DIRECTIONS =
Pick every line with "screenshot" from the material below.

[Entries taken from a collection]
++++++
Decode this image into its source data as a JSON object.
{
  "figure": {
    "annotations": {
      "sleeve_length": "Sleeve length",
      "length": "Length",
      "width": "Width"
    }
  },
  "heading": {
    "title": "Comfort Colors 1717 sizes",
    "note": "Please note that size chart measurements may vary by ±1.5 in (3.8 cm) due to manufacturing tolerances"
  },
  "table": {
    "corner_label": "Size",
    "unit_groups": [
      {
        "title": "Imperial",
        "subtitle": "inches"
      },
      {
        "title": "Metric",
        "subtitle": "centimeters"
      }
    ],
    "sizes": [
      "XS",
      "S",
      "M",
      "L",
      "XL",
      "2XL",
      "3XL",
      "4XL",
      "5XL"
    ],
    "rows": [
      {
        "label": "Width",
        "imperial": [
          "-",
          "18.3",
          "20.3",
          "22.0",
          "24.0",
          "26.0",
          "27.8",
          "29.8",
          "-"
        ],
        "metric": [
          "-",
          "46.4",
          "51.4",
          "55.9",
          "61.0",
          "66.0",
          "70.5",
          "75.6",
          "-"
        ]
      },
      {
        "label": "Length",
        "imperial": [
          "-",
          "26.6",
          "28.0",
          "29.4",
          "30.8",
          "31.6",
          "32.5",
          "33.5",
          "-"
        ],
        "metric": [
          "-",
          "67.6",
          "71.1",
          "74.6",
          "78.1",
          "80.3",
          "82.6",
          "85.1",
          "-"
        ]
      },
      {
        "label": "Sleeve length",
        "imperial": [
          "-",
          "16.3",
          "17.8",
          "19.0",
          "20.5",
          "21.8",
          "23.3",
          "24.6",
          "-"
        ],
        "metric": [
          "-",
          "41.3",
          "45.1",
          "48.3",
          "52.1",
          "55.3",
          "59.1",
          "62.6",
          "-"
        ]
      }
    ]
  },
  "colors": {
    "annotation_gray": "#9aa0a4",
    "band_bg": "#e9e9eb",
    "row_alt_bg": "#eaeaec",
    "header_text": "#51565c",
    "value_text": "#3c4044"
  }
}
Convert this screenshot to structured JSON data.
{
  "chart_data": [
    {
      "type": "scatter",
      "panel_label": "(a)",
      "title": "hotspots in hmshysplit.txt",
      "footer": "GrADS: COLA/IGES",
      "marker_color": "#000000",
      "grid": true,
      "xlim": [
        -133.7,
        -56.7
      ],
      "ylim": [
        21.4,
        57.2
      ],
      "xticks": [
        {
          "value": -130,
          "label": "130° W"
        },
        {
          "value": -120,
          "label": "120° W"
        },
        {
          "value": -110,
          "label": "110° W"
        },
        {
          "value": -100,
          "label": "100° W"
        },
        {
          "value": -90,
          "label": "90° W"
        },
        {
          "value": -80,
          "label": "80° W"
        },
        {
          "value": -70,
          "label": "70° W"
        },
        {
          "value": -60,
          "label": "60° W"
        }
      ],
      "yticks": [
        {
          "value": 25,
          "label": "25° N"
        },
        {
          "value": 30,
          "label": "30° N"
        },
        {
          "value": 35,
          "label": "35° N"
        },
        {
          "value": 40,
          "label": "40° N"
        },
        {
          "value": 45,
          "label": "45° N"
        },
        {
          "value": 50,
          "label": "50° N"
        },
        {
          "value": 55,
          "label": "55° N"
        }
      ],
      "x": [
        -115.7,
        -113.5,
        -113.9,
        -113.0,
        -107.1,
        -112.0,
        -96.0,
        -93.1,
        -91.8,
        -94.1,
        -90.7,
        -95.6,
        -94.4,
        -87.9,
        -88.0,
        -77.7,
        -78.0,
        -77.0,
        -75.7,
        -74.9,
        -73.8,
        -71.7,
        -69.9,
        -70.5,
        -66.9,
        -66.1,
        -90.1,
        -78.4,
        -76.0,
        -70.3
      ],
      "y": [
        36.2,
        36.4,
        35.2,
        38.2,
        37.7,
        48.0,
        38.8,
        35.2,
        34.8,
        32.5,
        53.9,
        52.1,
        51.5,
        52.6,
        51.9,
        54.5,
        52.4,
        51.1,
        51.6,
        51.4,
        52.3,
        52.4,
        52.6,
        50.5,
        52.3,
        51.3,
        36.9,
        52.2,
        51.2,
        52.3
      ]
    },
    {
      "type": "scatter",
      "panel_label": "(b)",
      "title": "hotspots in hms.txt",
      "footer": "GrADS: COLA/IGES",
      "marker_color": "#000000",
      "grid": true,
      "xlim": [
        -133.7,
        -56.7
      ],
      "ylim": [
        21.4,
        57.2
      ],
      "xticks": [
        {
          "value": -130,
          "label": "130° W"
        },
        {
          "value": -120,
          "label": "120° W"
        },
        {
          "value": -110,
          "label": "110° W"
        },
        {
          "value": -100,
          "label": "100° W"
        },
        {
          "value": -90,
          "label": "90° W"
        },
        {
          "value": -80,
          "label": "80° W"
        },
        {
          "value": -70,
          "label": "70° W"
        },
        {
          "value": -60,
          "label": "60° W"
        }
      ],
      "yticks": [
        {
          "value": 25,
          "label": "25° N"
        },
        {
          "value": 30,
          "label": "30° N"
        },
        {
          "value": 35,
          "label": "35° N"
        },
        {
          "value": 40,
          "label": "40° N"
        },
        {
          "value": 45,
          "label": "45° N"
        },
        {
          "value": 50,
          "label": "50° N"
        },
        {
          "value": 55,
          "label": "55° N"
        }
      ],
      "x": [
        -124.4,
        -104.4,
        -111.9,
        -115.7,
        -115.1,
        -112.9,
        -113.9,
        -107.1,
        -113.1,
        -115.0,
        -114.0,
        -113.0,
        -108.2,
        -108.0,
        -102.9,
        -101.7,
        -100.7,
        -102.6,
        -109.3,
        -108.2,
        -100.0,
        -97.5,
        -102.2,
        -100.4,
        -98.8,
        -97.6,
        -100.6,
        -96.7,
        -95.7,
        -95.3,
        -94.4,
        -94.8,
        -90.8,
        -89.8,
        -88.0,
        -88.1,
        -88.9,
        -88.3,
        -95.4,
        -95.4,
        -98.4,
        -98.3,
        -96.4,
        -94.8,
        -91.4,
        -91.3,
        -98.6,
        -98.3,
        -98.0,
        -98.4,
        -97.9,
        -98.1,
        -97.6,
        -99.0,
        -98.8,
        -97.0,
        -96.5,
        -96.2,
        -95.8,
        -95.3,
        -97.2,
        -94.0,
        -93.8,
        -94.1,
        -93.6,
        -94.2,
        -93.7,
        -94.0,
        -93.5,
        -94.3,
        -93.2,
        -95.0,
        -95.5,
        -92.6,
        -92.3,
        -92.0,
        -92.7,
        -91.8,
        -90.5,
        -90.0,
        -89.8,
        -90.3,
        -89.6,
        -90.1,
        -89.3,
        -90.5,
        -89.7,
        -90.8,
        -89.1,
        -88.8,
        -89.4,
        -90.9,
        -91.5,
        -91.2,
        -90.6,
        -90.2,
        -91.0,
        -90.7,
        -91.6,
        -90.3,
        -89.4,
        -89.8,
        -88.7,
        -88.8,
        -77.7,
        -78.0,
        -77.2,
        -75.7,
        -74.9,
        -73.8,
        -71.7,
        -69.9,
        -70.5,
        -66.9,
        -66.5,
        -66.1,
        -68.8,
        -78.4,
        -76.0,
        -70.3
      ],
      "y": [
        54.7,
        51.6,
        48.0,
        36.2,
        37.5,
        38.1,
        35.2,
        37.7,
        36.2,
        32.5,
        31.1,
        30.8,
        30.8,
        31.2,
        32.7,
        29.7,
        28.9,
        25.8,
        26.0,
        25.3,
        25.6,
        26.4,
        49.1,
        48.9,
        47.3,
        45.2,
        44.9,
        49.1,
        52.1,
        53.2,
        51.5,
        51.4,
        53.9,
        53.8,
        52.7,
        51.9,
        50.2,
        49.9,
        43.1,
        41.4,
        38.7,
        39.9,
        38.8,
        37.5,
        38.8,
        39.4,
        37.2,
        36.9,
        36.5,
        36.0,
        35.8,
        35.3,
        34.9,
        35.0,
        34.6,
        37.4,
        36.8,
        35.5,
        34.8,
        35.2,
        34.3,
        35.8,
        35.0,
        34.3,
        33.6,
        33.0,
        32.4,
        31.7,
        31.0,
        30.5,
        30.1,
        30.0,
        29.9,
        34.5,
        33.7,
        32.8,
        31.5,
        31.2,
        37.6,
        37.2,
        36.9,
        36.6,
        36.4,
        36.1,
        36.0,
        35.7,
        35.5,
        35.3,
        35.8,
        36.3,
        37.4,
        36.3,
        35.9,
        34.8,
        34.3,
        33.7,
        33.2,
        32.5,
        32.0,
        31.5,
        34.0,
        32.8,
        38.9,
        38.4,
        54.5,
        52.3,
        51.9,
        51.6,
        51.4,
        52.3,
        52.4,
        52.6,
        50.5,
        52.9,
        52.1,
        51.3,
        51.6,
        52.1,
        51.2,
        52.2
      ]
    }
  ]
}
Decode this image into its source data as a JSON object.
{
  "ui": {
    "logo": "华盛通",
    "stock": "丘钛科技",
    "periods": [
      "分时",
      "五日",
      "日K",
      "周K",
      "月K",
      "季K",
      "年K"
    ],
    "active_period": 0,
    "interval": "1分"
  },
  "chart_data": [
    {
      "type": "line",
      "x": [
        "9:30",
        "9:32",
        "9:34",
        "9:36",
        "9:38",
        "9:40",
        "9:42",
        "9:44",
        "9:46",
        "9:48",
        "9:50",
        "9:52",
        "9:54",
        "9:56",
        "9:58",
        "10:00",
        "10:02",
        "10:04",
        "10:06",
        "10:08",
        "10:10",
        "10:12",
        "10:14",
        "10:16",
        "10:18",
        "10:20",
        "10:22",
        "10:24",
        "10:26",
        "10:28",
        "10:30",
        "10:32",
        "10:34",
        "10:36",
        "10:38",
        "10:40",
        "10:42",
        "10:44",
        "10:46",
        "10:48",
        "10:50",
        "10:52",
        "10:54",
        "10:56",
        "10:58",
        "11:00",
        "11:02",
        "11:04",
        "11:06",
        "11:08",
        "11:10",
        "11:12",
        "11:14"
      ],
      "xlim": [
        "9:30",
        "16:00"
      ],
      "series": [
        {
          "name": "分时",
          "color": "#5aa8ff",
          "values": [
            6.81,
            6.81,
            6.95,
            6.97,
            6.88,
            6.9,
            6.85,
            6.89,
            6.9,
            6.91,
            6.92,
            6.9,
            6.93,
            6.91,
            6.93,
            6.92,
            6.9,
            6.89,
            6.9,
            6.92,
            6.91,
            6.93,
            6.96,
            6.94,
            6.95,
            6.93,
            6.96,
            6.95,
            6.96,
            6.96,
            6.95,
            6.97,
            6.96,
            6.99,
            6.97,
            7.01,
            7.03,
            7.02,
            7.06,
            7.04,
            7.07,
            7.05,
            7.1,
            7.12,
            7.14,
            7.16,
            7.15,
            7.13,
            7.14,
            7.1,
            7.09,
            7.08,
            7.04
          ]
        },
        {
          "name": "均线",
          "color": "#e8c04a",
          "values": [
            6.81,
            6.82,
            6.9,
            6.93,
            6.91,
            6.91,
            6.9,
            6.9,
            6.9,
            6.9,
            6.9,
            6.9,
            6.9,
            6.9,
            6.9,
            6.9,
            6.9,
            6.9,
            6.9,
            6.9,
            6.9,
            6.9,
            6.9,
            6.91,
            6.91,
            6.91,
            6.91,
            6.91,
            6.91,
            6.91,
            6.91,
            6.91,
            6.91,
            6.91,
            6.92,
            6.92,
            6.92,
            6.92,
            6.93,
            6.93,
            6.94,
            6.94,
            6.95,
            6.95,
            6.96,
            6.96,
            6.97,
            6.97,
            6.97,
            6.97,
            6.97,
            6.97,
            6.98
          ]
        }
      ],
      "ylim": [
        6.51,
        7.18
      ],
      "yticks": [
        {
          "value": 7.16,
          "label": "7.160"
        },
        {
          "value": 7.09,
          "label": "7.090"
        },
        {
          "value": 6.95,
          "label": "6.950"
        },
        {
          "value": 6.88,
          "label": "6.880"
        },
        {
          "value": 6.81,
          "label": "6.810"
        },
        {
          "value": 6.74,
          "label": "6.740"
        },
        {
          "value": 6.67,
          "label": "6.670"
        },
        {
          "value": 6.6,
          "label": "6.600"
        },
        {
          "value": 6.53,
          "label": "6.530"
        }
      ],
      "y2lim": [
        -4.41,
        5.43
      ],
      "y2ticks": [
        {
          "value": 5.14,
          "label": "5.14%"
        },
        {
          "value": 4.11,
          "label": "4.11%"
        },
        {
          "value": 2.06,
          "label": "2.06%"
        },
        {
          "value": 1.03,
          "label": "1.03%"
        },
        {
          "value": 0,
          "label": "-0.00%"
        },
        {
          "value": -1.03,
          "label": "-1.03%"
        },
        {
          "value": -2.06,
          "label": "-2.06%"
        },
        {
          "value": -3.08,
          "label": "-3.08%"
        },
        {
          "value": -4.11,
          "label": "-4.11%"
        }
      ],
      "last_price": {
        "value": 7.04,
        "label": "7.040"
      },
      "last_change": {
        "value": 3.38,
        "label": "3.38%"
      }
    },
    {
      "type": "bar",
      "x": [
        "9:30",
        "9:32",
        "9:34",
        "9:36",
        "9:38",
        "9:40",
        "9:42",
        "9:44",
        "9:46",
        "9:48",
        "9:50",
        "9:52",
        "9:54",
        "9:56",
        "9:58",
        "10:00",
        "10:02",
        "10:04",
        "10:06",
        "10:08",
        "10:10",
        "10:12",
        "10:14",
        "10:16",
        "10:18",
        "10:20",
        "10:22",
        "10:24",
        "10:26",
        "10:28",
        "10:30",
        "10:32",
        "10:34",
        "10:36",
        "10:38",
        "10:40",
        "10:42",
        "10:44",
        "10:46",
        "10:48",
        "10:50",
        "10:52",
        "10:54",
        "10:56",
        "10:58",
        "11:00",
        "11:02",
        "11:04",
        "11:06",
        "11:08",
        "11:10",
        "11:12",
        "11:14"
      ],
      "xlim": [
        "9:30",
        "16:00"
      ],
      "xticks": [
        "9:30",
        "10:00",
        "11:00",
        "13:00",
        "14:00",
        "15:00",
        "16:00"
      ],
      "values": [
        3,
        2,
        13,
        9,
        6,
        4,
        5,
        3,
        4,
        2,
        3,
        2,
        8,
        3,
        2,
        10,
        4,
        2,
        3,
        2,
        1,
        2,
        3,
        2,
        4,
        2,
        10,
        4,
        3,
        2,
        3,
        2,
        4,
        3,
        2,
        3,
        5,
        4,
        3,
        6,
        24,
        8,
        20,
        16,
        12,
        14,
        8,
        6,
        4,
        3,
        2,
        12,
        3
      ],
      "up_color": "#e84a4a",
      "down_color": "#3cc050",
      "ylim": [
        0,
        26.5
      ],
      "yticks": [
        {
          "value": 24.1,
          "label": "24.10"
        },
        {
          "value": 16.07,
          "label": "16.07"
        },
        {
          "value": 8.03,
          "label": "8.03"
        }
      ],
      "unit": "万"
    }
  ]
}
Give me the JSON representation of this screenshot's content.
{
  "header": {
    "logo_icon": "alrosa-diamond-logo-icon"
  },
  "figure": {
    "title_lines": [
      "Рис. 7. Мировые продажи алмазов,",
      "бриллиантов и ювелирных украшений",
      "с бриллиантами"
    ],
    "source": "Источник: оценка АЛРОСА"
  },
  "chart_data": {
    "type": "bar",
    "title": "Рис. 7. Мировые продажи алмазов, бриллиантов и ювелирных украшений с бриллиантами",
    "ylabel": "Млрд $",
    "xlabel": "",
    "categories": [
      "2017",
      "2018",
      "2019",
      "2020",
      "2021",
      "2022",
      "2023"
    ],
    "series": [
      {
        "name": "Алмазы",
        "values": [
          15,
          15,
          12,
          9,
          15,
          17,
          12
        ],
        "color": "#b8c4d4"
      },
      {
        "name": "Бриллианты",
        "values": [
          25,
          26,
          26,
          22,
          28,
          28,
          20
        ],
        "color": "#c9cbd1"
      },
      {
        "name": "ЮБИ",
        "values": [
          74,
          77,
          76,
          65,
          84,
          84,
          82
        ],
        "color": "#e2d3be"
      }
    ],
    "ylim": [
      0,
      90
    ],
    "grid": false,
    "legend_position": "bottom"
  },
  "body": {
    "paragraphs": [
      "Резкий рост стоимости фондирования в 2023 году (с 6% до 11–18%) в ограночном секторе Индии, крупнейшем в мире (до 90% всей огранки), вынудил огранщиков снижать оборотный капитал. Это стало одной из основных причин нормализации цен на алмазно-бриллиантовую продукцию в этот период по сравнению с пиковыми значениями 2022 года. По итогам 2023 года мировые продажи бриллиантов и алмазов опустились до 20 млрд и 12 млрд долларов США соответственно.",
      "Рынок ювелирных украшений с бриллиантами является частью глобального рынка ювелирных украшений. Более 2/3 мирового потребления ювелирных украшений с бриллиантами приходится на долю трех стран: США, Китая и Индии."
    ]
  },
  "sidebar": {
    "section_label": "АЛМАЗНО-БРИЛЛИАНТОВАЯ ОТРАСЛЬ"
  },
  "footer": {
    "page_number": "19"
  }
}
++++++
ANSWER TO THIS TASK =
Convert this screenshot to structured JSON data.
Give me the JSON representation of this screenshot's content.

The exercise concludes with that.